• **What this task involves**
Records follow. Pull out every line that contains "sách".

• **Data lines**
>> begin
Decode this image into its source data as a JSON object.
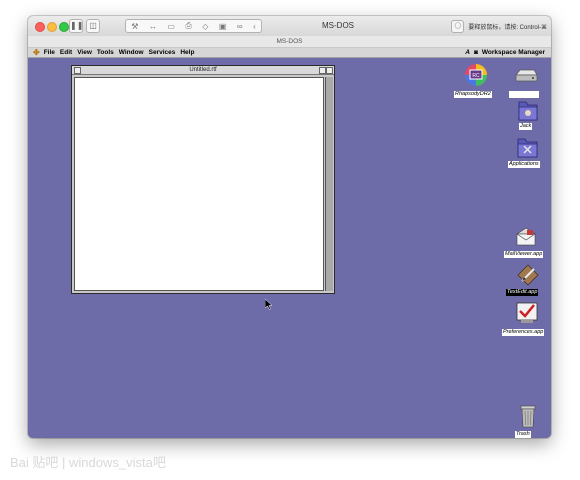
{
  "host": {
    "title": "MS-DOS",
    "tab_title": "MS-DOS",
    "hint_text": "要释放鼠标，请按: Control-⌘"
  },
  "menubar": {
    "items": [
      "File",
      "Edit",
      "View",
      "Tools",
      "Window",
      "Services",
      "Help"
    ],
    "workspace_label": "Workspace Manager"
  },
  "document": {
    "title": "Untitled.rtf"
  },
  "desktop_icons": {
    "rhapsody": "RhapsodyDR2",
    "drive": "",
    "jack": "Jack",
    "applications": "Applications",
    "mailviewer": "MailViewer.app",
    "textedit": "TextEdit.app",
    "preferences": "Preferences.app",
    "trash": "Trash"
  },
  "watermark": {
    "text": "Bai 贴吧 | windows_vista吧"
  }
}
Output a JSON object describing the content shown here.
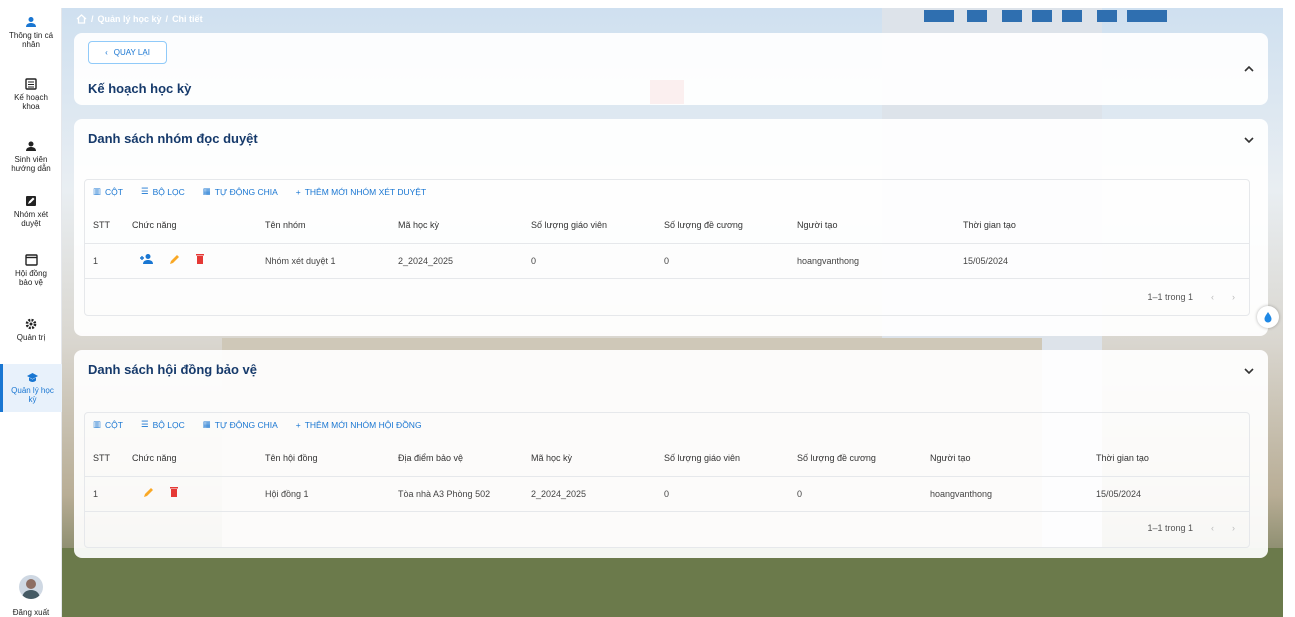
{
  "sidebar": {
    "items": [
      {
        "label1": "Thông tin cá",
        "label2": "nhân"
      },
      {
        "label1": "Kế hoạch",
        "label2": "khoa"
      },
      {
        "label1": "Sinh viên",
        "label2": "hướng dẫn"
      },
      {
        "label1": "Nhóm xét",
        "label2": "duyệt"
      },
      {
        "label1": "Hội đồng",
        "label2": "bảo vệ"
      },
      {
        "label1": "Quản trị",
        "label2": ""
      },
      {
        "label1": "Quản lý học",
        "label2": "kỳ"
      }
    ],
    "logout": "Đăng xuất",
    "accent": "#1976d2"
  },
  "breadcrumb": {
    "part1": "Quản lý học kỳ",
    "sep": "/",
    "part2": "Chi tiết"
  },
  "plan": {
    "back_label": "QUAY LẠI",
    "title": "Kế hoạch học kỳ"
  },
  "review": {
    "title": "Danh sách nhóm đọc duyệt",
    "toolbar": {
      "columns": "CỘT",
      "filter": "BỘ LỌC",
      "auto": "TỰ ĐỘNG CHIA",
      "add": "THÊM MỚI NHÓM XÉT DUYỆT"
    },
    "headers": [
      "STT",
      "Chức năng",
      "Tên nhóm",
      "Mã học kỳ",
      "Số lượng giáo viên",
      "Số lượng đề cương",
      "Người tạo",
      "Thời gian tạo"
    ],
    "row": {
      "stt": "1",
      "name": "Nhóm xét duyệt 1",
      "semester": "2_2024_2025",
      "teachers": "0",
      "outlines": "0",
      "creator": "hoangvanthong",
      "created": "15/05/2024"
    },
    "pagination": "1–1 trong 1"
  },
  "council": {
    "title": "Danh sách hội đồng bảo vệ",
    "toolbar": {
      "columns": "CỘT",
      "filter": "BỘ LỌC",
      "auto": "TỰ ĐỘNG CHIA",
      "add": "THÊM MỚI NHÓM HỘI ĐỒNG"
    },
    "headers": [
      "STT",
      "Chức năng",
      "Tên hội đồng",
      "Địa điểm bảo vệ",
      "Mã học kỳ",
      "Số lượng giáo viên",
      "Số lượng đề cương",
      "Người tạo",
      "Thời gian tạo"
    ],
    "row": {
      "stt": "1",
      "name": "Hội đồng 1",
      "location": "Tòa nhà A3 Phòng 502",
      "semester": "2_2024_2025",
      "teachers": "0",
      "outlines": "0",
      "creator": "hoangvanthong",
      "created": "15/05/2024"
    },
    "pagination": "1–1 trong 1"
  }
}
>> end
• **Solution for this task**
    "title": "Danh sách nhóm đọc duyệt",
    "title": "Danh sách hội đồng bảo vệ",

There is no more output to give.